Data to use.
** Begin **
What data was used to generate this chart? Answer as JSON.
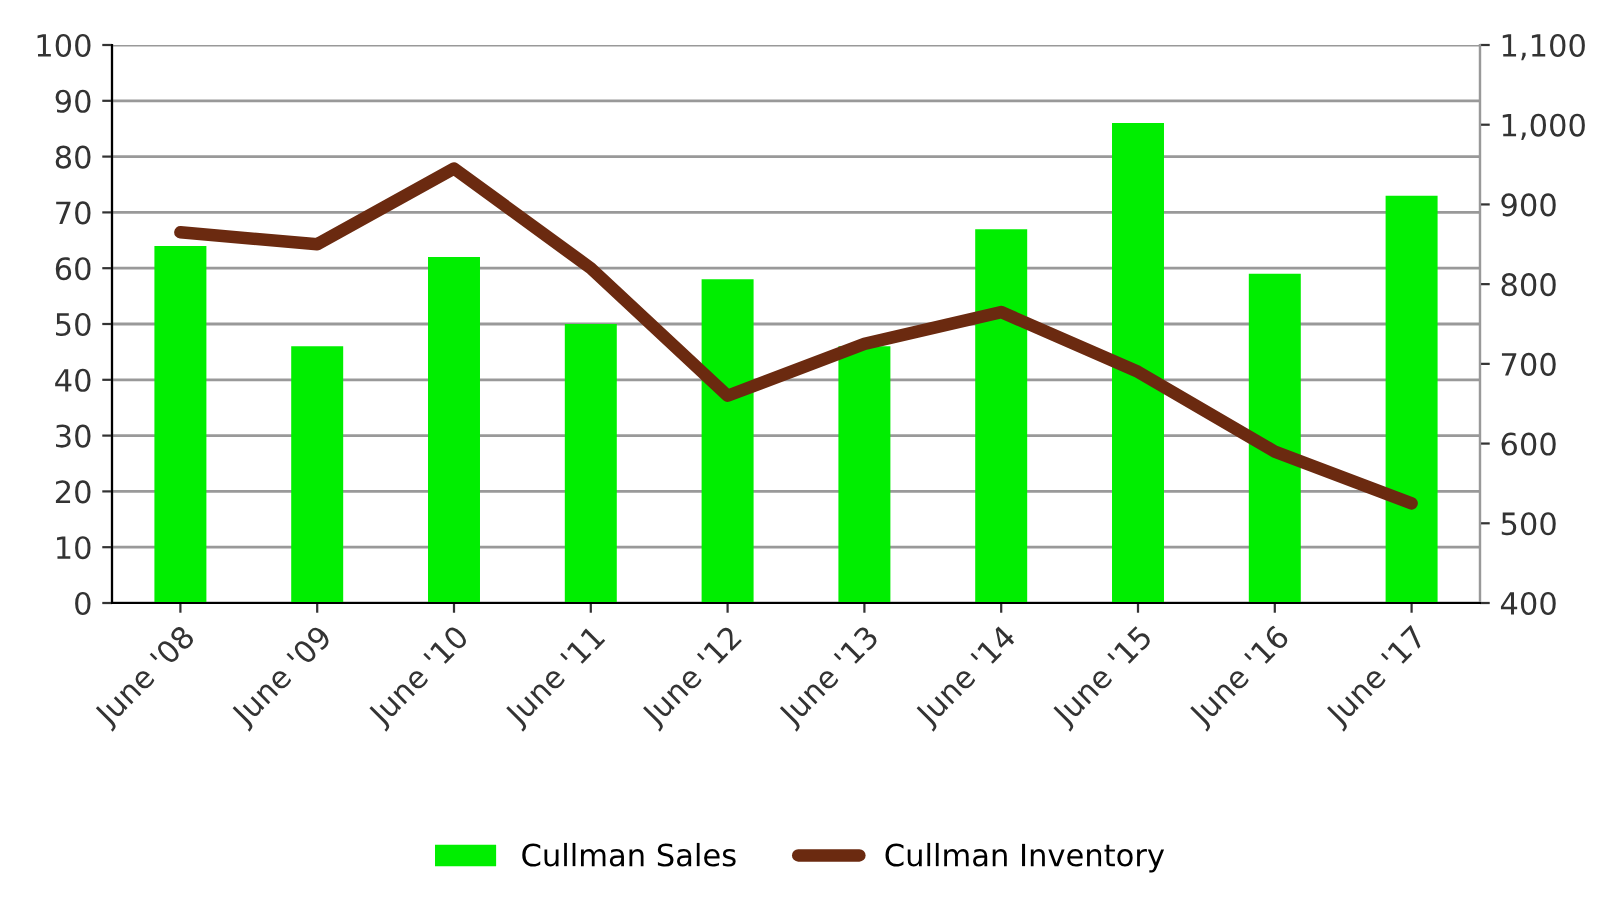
{
  "chart_data": {
    "type": "bar",
    "categories": [
      "June '08",
      "June '09",
      "June '10",
      "June '11",
      "June '12",
      "June '13",
      "June '14",
      "June '15",
      "June '16",
      "June '17"
    ],
    "series": [
      {
        "name": "Cullman Sales",
        "color": "#00ee00",
        "values": [
          64,
          46,
          62,
          50,
          58,
          46,
          67,
          86,
          59,
          73
        ]
      },
      {
        "name": "Cullman Inventory",
        "type": "line",
        "axis": "y2",
        "color": "#6b2a10",
        "values": [
          865,
          850,
          945,
          820,
          660,
          725,
          765,
          690,
          590,
          525
        ]
      }
    ],
    "ylim": [
      0,
      100
    ],
    "yticks": [
      0,
      10,
      20,
      30,
      40,
      50,
      60,
      70,
      80,
      90,
      100
    ],
    "y2lim": [
      400,
      1100
    ],
    "y2ticks": [
      {
        "value": 400,
        "label": "400"
      },
      {
        "value": 500,
        "label": "500"
      },
      {
        "value": 600,
        "label": "600"
      },
      {
        "value": 700,
        "label": "700"
      },
      {
        "value": 800,
        "label": "800"
      },
      {
        "value": 900,
        "label": "900"
      },
      {
        "value": 1000,
        "label": "1,000"
      },
      {
        "value": 1100,
        "label": "1,100"
      }
    ],
    "grid": "y",
    "legend": "bottom",
    "marker": "none"
  }
}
** End **
Exercise aim. An exact transcription of all the entries is required, without the pictures.

Correct result.
What data was used to generate this chart? Answer as JSON.
{
  "chart_data": {
    "type": "bar",
    "categories": [
      "June '08",
      "June '09",
      "June '10",
      "June '11",
      "June '12",
      "June '13",
      "June '14",
      "June '15",
      "June '16",
      "June '17"
    ],
    "series": [
      {
        "name": "Cullman Sales",
        "color": "#00ee00",
        "values": [
          64,
          46,
          62,
          50,
          58,
          46,
          67,
          86,
          59,
          73
        ]
      },
      {
        "name": "Cullman Inventory",
        "type": "line",
        "axis": "y2",
        "color": "#6b2a10",
        "values": [
          865,
          850,
          945,
          820,
          660,
          725,
          765,
          690,
          590,
          525
        ]
      }
    ],
    "ylim": [
      0,
      100
    ],
    "yticks": [
      0,
      10,
      20,
      30,
      40,
      50,
      60,
      70,
      80,
      90,
      100
    ],
    "y2lim": [
      400,
      1100
    ],
    "y2ticks": [
      {
        "value": 400,
        "label": "400"
      },
      {
        "value": 500,
        "label": "500"
      },
      {
        "value": 600,
        "label": "600"
      },
      {
        "value": 700,
        "label": "700"
      },
      {
        "value": 800,
        "label": "800"
      },
      {
        "value": 900,
        "label": "900"
      },
      {
        "value": 1000,
        "label": "1,000"
      },
      {
        "value": 1100,
        "label": "1,100"
      }
    ],
    "grid": "y",
    "legend": "bottom",
    "marker": "none"
  }
}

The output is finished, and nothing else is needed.